■ DATASET RECORDS
begin

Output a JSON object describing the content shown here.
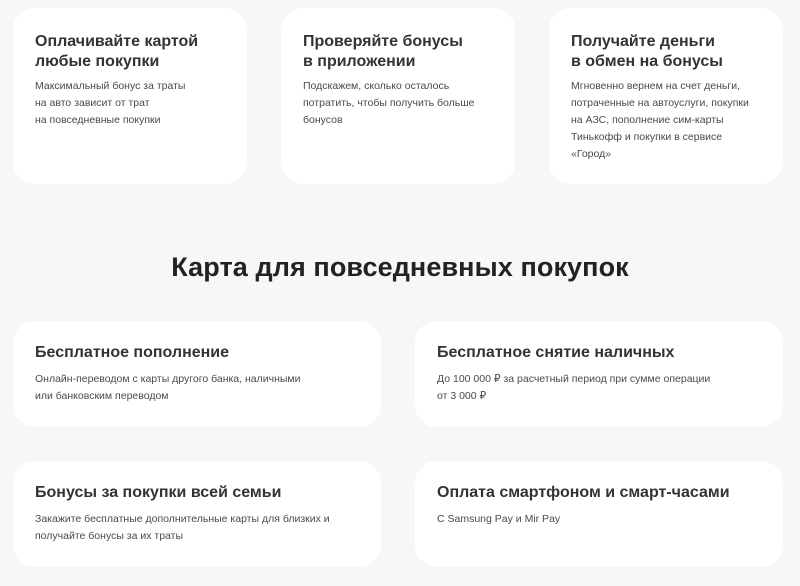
{
  "features": [
    {
      "title": "Оплачивайте картой\nлюбые покупки",
      "text": "Максимальный бонус за траты\nна авто зависит от трат\nна повседневные покупки"
    },
    {
      "title": "Проверяйте бонусы\nв приложении",
      "text": "Подскажем, сколько осталось\nпотратить, чтобы получить больше\nбонусов"
    },
    {
      "title": "Получайте деньги\nв обмен на бонусы",
      "text": "Мгновенно вернем на счет деньги,\nпотраченные на автоуслуги, покупки\nна АЗС, пополнение сим-карты\nТинькофф и покупки в сервисе\n«Город»"
    }
  ],
  "section": {
    "heading": "Карта для повседневных покупок"
  },
  "benefits": [
    {
      "title": "Бесплатное пополнение",
      "text": "Онлайн-переводом с карты другого банка, наличными\nили банковским переводом"
    },
    {
      "title": "Бесплатное снятие наличных",
      "text": "До 100 000 ₽ за расчетный период при сумме операции\nот 3 000 ₽"
    },
    {
      "title": "Бонусы за покупки всей семьи",
      "text": "Закажите бесплатные дополнительные карты для близких и\nполучайте бонусы за их траты"
    },
    {
      "title": "Оплата смартфоном и смарт-часами",
      "text": "С Samsung Pay и Mir Pay"
    }
  ],
  "colors": {
    "background": "#f6f7f8",
    "card": "#ffffff",
    "title": "#333333",
    "text": "#4a4a4a"
  }
}
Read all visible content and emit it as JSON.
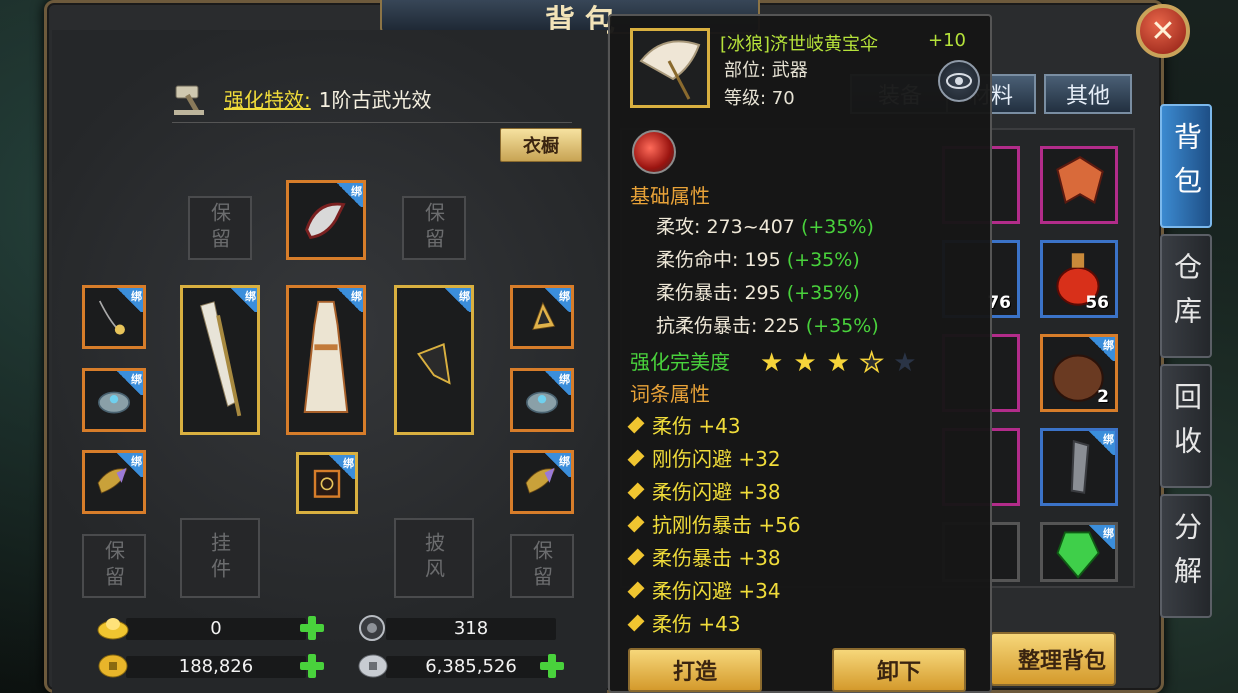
{
  "window": {
    "title": "背包"
  },
  "equipment": {
    "enhance_label": "强化特效:",
    "enhance_value": "1阶古武光效",
    "wardrobe_button": "衣橱",
    "reserved": "保留",
    "pendant": "挂件",
    "cape": "披风",
    "bind_badge": "绑"
  },
  "currency": {
    "gold_ingot": "0",
    "gold_coin": "188,826",
    "token": "318",
    "silver": "6,385,526"
  },
  "inventory": {
    "tabs": {
      "equipment": "装备",
      "material": "材料",
      "other": "其他"
    },
    "counts": {
      "potion": "56",
      "jar": "2",
      "partial": "76"
    },
    "sort_button": "整理背包"
  },
  "side_tabs": {
    "bag": "背包",
    "warehouse": "仓库",
    "recycle": "回收",
    "decompose": "分解"
  },
  "tooltip": {
    "name": "[冰狼]济世岐黄宝伞",
    "plus": "+10",
    "slot": "部位: 武器",
    "level": "等级: 70",
    "base_title": "基础属性",
    "base_attrs": [
      {
        "text": "柔攻: 273~407 ",
        "bonus": "(+35%)"
      },
      {
        "text": "柔伤命中: 195 ",
        "bonus": "(+35%)"
      },
      {
        "text": "柔伤暴击: 295 ",
        "bonus": "(+35%)"
      },
      {
        "text": "抗柔伤暴击: 225 ",
        "bonus": "(+35%)"
      }
    ],
    "perfection_title": "强化完美度",
    "perfection_stars": "3 of 5",
    "affix_title": "词条属性",
    "affixes": [
      "柔伤 +43",
      "刚伤闪避 +32",
      "柔伤闪避 +38",
      "抗刚伤暴击 +56",
      "柔伤暴击 +38",
      "柔伤闪避 +34",
      "柔伤 +43"
    ],
    "forge_button": "打造",
    "unequip_button": "卸下"
  },
  "colors": {
    "accent_gold": "#d9b040",
    "bonus_green": "#49d23c",
    "affix_yellow": "#f0dc3a",
    "section_orange": "#e8a238",
    "active_tab_blue": "#3c8ad0"
  }
}
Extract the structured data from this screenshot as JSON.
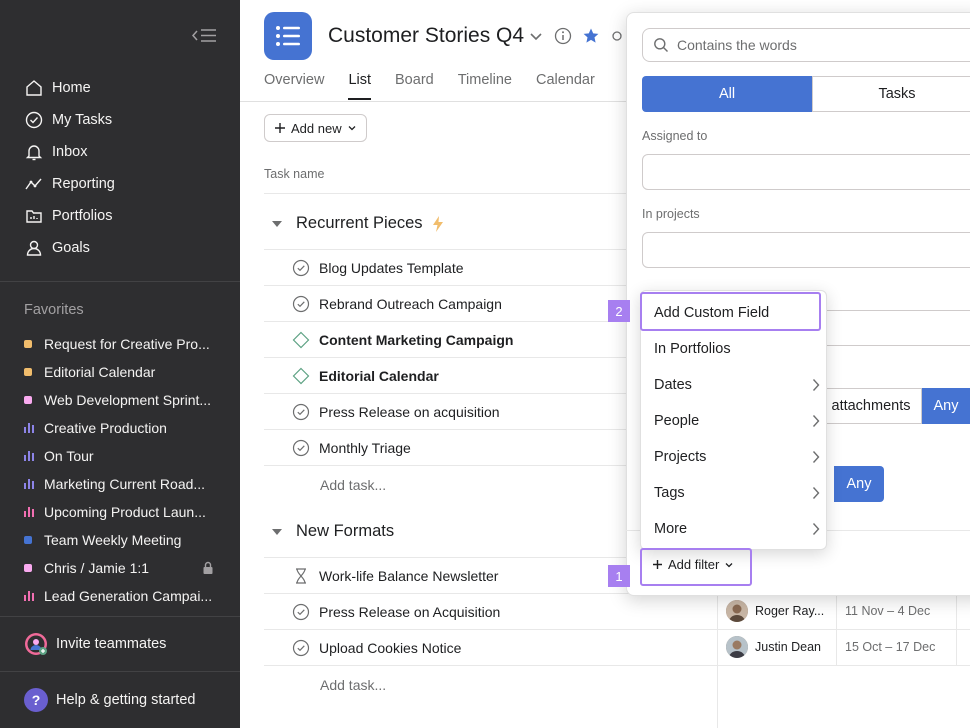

end

■ WORK INSTRUCTIONS
From the entries above, list each line with "пополнение" in it.

■ SOLUTION TO THIS TASK
      "text": "Мгновенно вернем на счет деньги,\nпотраченные на автоуслуги, покупки\nна АЗС, пополнение сим-карты\nТинькофф и покупки в сервисе\n«Город»"
      "title": "Бесплатное пополнение",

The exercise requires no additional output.